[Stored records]
* Start *
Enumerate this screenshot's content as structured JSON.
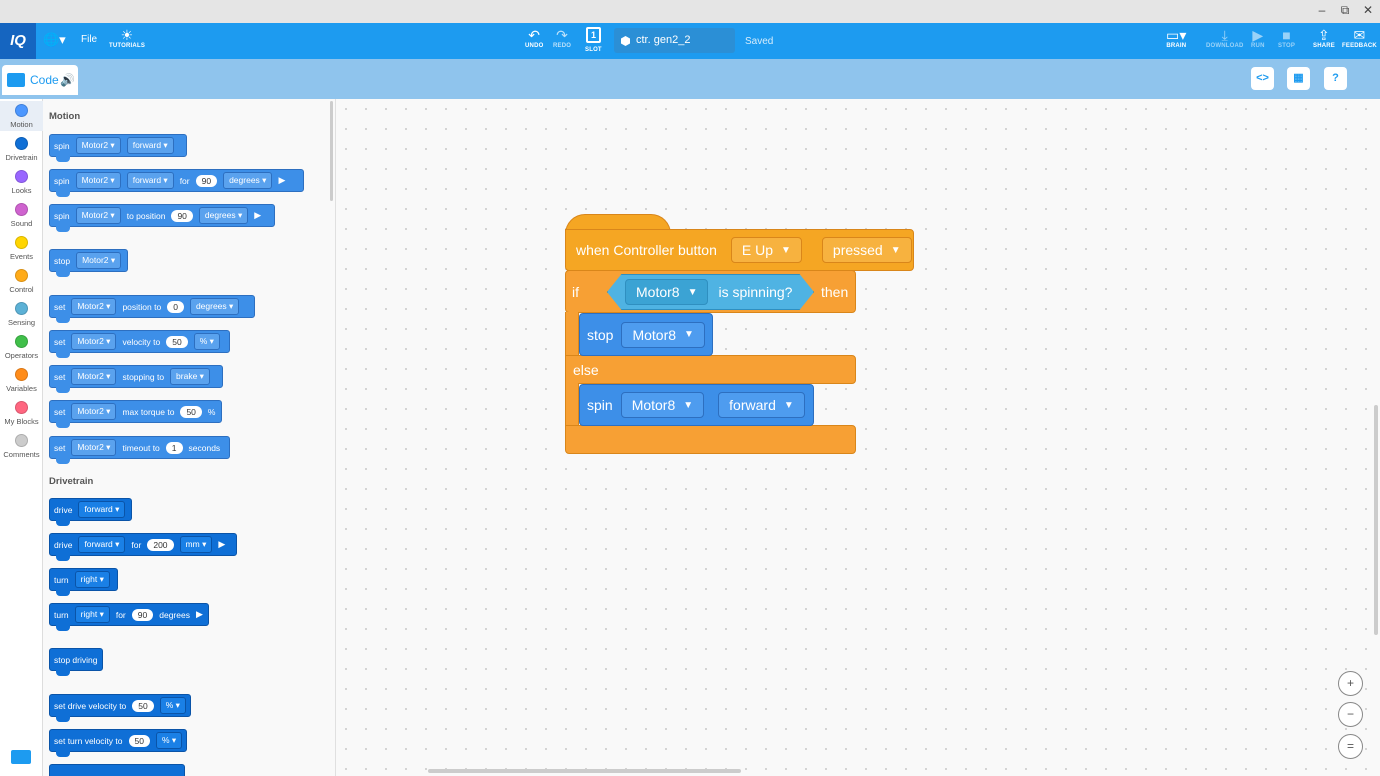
{
  "window": {
    "minimize": "–",
    "restore": "⧉",
    "close": "✕"
  },
  "toolbar": {
    "logo": "IQ",
    "file": "File",
    "tutorials": "TUTORIALS",
    "undo": "UNDO",
    "redo": "REDO",
    "slot": "SLOT",
    "slot_number": "1",
    "project_name": "ctr. gen2_2",
    "status": "Saved",
    "brain": "BRAIN",
    "download": "DOWNLOAD",
    "run": "RUN",
    "stop": "STOP",
    "share": "SHARE",
    "feedback": "FEEDBACK"
  },
  "subbar": {
    "code_tab": "Code"
  },
  "categories": [
    {
      "label": "Motion",
      "color": "#4c97ff"
    },
    {
      "label": "Drivetrain",
      "color": "#0f6fd6"
    },
    {
      "label": "Looks",
      "color": "#9966ff"
    },
    {
      "label": "Sound",
      "color": "#cf63cf"
    },
    {
      "label": "Events",
      "color": "#ffd500"
    },
    {
      "label": "Control",
      "color": "#ffab19"
    },
    {
      "label": "Sensing",
      "color": "#5cb1d6"
    },
    {
      "label": "Operators",
      "color": "#40bf4a"
    },
    {
      "label": "Variables",
      "color": "#ff8c1a"
    },
    {
      "label": "My Blocks",
      "color": "#ff6680"
    },
    {
      "label": "Comments",
      "color": "#cccccc"
    }
  ],
  "palette": {
    "motion_title": "Motion",
    "drivetrain_title": "Drivetrain",
    "motor": "Motor2",
    "spin": "spin",
    "forward": "forward",
    "for": "for",
    "degrees": "degrees",
    "to_position": "to position",
    "stop": "stop",
    "set": "set",
    "position_to": "position to",
    "velocity_to": "velocity to",
    "percent": "%",
    "stopping_to": "stopping to",
    "brake": "brake",
    "max_torque_to": "max torque to",
    "timeout_to": "timeout to",
    "seconds": "seconds",
    "v90": "90",
    "v0": "0",
    "v50": "50",
    "v1": "1",
    "v200": "200",
    "drive": "drive",
    "mm": "mm",
    "turn": "turn",
    "right": "right",
    "stop_driving": "stop driving",
    "set_drive_velocity": "set drive velocity to",
    "set_turn_velocity": "set turn velocity to"
  },
  "script": {
    "hat_text": "when Controller button",
    "button": "E Up",
    "action": "pressed",
    "if": "if",
    "condition_motor": "Motor8",
    "condition_text": "is spinning?",
    "then": "then",
    "stop": "stop",
    "stop_motor": "Motor8",
    "else": "else",
    "spin": "spin",
    "spin_motor": "Motor8",
    "direction": "forward"
  },
  "zoom": {
    "in": "+",
    "out": "−",
    "reset": "="
  }
}
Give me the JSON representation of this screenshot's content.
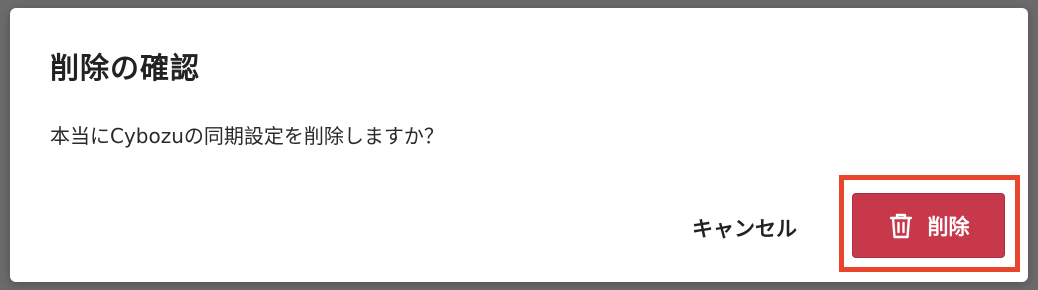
{
  "background": {
    "fragment_1": "",
    "fragment_2": ""
  },
  "dialog": {
    "title": "削除の確認",
    "message": "本当にCybozuの同期設定を削除しますか？",
    "cancel_label": "キャンセル",
    "delete_label": "削除",
    "delete_icon": "trash-icon"
  },
  "colors": {
    "delete_button": "#c7384b",
    "highlight": "#e8452c",
    "overlay": "#6b6b6b"
  }
}
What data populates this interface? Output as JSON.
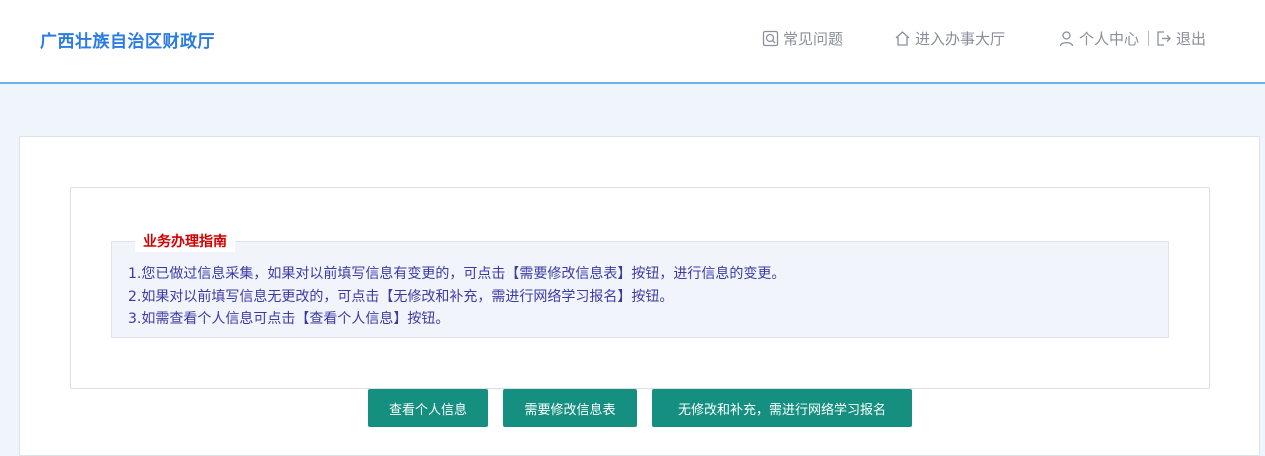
{
  "header": {
    "brand": "广西壮族自治区财政厅",
    "nav": {
      "faq": "常见问题",
      "hall": "进入办事大厅",
      "personal_center": "个人中心",
      "logout": "退出"
    }
  },
  "guide": {
    "title": "业务办理指南",
    "lines": [
      "1.您已做过信息采集，如果对以前填写信息有变更的，可点击【需要修改信息表】按钮，进行信息的变更。",
      "2.如果对以前填写信息无更改的，可点击【无修改和补充，需进行网络学习报名】按钮。",
      "3.如需查看个人信息可点击【查看个人信息】按钮。"
    ]
  },
  "buttons": {
    "view_info": "查看个人信息",
    "modify_info": "需要修改信息表",
    "no_change_register": "无修改和补充，需进行网络学习报名"
  },
  "colors": {
    "brand": "#2a7be4",
    "guide_title": "#d40000",
    "guide_text": "#3b3aa5",
    "button_bg": "#159080",
    "header_border": "#6fb1ec"
  },
  "icons": {
    "faq": "search-doc-icon",
    "hall": "home-icon",
    "personal_center": "user-icon",
    "logout": "logout-icon"
  }
}
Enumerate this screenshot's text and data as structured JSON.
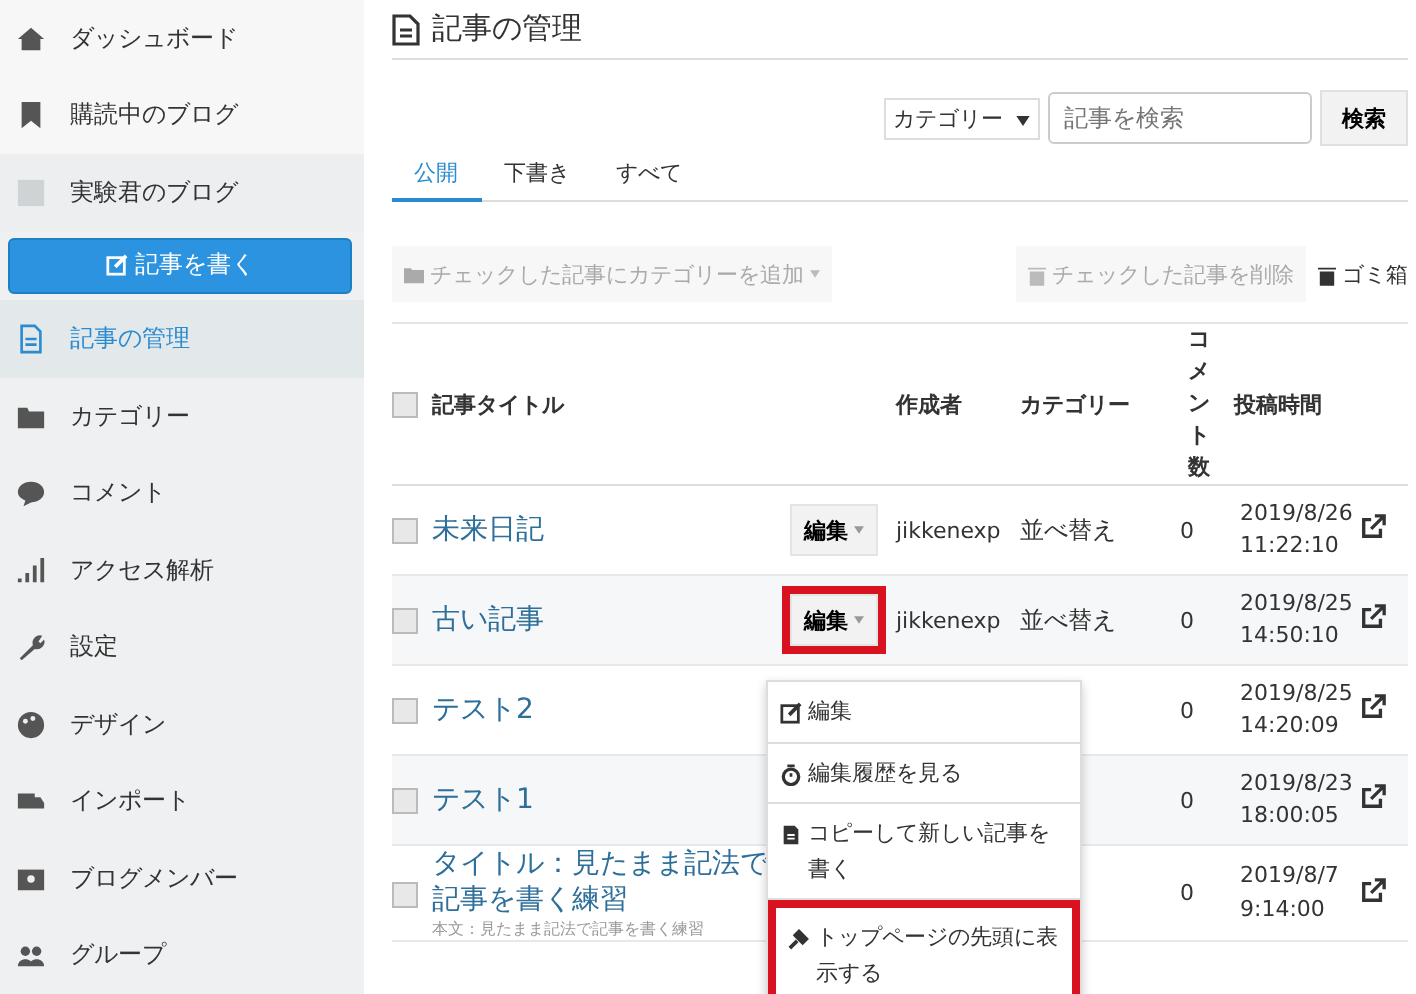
{
  "sidebar": {
    "items": [
      {
        "label": "ダッシュボード",
        "selected": false,
        "kind": "item"
      },
      {
        "label": "購読中のブログ",
        "selected": false,
        "kind": "item"
      },
      {
        "label": "実験君のブログ",
        "selected": false,
        "kind": "blog"
      },
      {
        "label": "記事を書く",
        "selected": false,
        "kind": "button"
      },
      {
        "label": "記事の管理",
        "selected": true,
        "kind": "item"
      },
      {
        "label": "カテゴリー",
        "selected": false,
        "kind": "item"
      },
      {
        "label": "コメント",
        "selected": false,
        "kind": "item"
      },
      {
        "label": "アクセス解析",
        "selected": false,
        "kind": "item"
      },
      {
        "label": "設定",
        "selected": false,
        "kind": "item"
      },
      {
        "label": "デザイン",
        "selected": false,
        "kind": "item"
      },
      {
        "label": "インポート",
        "selected": false,
        "kind": "item"
      },
      {
        "label": "ブログメンバー",
        "selected": false,
        "kind": "item"
      },
      {
        "label": "グループ",
        "selected": false,
        "kind": "item"
      }
    ]
  },
  "page_title": "記事の管理",
  "filter": {
    "category": "カテゴリー",
    "search_placeholder": "記事を検索",
    "search_button": "検索"
  },
  "tabs": [
    {
      "label": "公開",
      "selected": true
    },
    {
      "label": "下書き",
      "selected": false
    },
    {
      "label": "すべて",
      "selected": false
    }
  ],
  "actions": {
    "add_category": "チェックした記事にカテゴリーを追加",
    "delete": "チェックした記事を削除",
    "trash": "ゴミ箱"
  },
  "table": {
    "select_all_checked": false,
    "columns": [
      "記事タイトル",
      "作成者",
      "カテゴリー",
      "コメント数",
      "投稿時間"
    ],
    "rows": [
      {
        "title": "未来日記",
        "edit": "編集",
        "highlighted": false,
        "author": "jikkenexp",
        "category": "並べ替え",
        "comments": "0",
        "date": "2019/8/26",
        "time": "11:22:10",
        "checked": false
      },
      {
        "title": "古い記事",
        "edit": "編集",
        "highlighted": true,
        "author": "jikkenexp",
        "category": "並べ替え",
        "comments": "0",
        "date": "2019/8/25",
        "time": "14:50:10",
        "checked": false
      },
      {
        "title": "テスト2",
        "comments": "0",
        "date": "2019/8/25",
        "time": "14:20:09",
        "checked": false
      },
      {
        "title": "テスト1",
        "comments": "0",
        "date": "2019/8/23",
        "time": "18:00:05",
        "checked": false
      },
      {
        "title": "タイトル：見たまま記法で記事を書く練習",
        "excerpt": "本文：見たまま記法で記事を書く練習",
        "comments": "0",
        "date": "2019/8/7",
        "time": "9:14:00",
        "checked": false
      }
    ]
  },
  "edit_menu": {
    "items": [
      {
        "label": "編集",
        "highlighted": false
      },
      {
        "label": "編集履歴を見る",
        "highlighted": false
      },
      {
        "label": "コピーして新しい記事を書く",
        "highlighted": false
      },
      {
        "label": "トップページの先頭に表示する",
        "highlighted": true
      }
    ]
  }
}
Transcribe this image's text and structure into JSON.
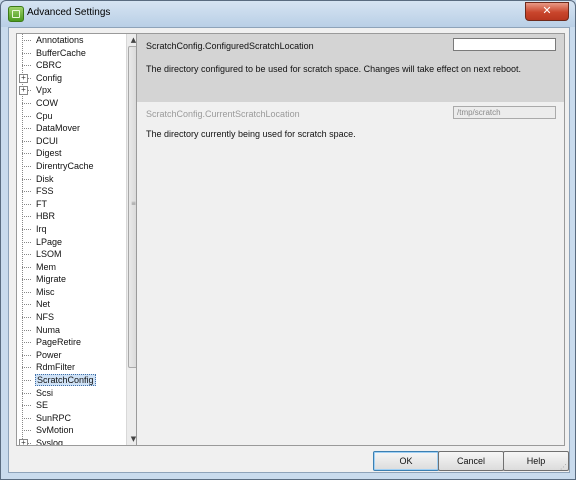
{
  "window": {
    "title": "Advanced Settings",
    "close_label": "✕"
  },
  "tree": {
    "items": [
      {
        "label": "Annotations",
        "expandable": false
      },
      {
        "label": "BufferCache",
        "expandable": false
      },
      {
        "label": "CBRC",
        "expandable": false
      },
      {
        "label": "Config",
        "expandable": true
      },
      {
        "label": "Vpx",
        "expandable": true
      },
      {
        "label": "COW",
        "expandable": false
      },
      {
        "label": "Cpu",
        "expandable": false
      },
      {
        "label": "DataMover",
        "expandable": false
      },
      {
        "label": "DCUI",
        "expandable": false
      },
      {
        "label": "Digest",
        "expandable": false
      },
      {
        "label": "DirentryCache",
        "expandable": false
      },
      {
        "label": "Disk",
        "expandable": false
      },
      {
        "label": "FSS",
        "expandable": false
      },
      {
        "label": "FT",
        "expandable": false
      },
      {
        "label": "HBR",
        "expandable": false
      },
      {
        "label": "Irq",
        "expandable": false
      },
      {
        "label": "LPage",
        "expandable": false
      },
      {
        "label": "LSOM",
        "expandable": false
      },
      {
        "label": "Mem",
        "expandable": false
      },
      {
        "label": "Migrate",
        "expandable": false
      },
      {
        "label": "Misc",
        "expandable": false
      },
      {
        "label": "Net",
        "expandable": false
      },
      {
        "label": "NFS",
        "expandable": false
      },
      {
        "label": "Numa",
        "expandable": false
      },
      {
        "label": "PageRetire",
        "expandable": false
      },
      {
        "label": "Power",
        "expandable": false
      },
      {
        "label": "RdmFilter",
        "expandable": false
      },
      {
        "label": "ScratchConfig",
        "expandable": false,
        "selected": true
      },
      {
        "label": "Scsi",
        "expandable": false
      },
      {
        "label": "SE",
        "expandable": false
      },
      {
        "label": "SunRPC",
        "expandable": false
      },
      {
        "label": "SvMotion",
        "expandable": false
      },
      {
        "label": "Syslog",
        "expandable": true
      }
    ]
  },
  "settings": [
    {
      "name": "ScratchConfig.ConfiguredScratchLocation",
      "value": "",
      "description": "The directory configured to be used for scratch space. Changes will take effect on next reboot.",
      "editable": true
    },
    {
      "name": "ScratchConfig.CurrentScratchLocation",
      "value": "/tmp/scratch",
      "description": "The directory currently being used for scratch space.",
      "editable": false
    }
  ],
  "buttons": {
    "ok": "OK",
    "cancel": "Cancel",
    "help": "Help"
  }
}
* End *
## Written task
Count each line with "JSON" in it and report that figure by itself.

## The result
5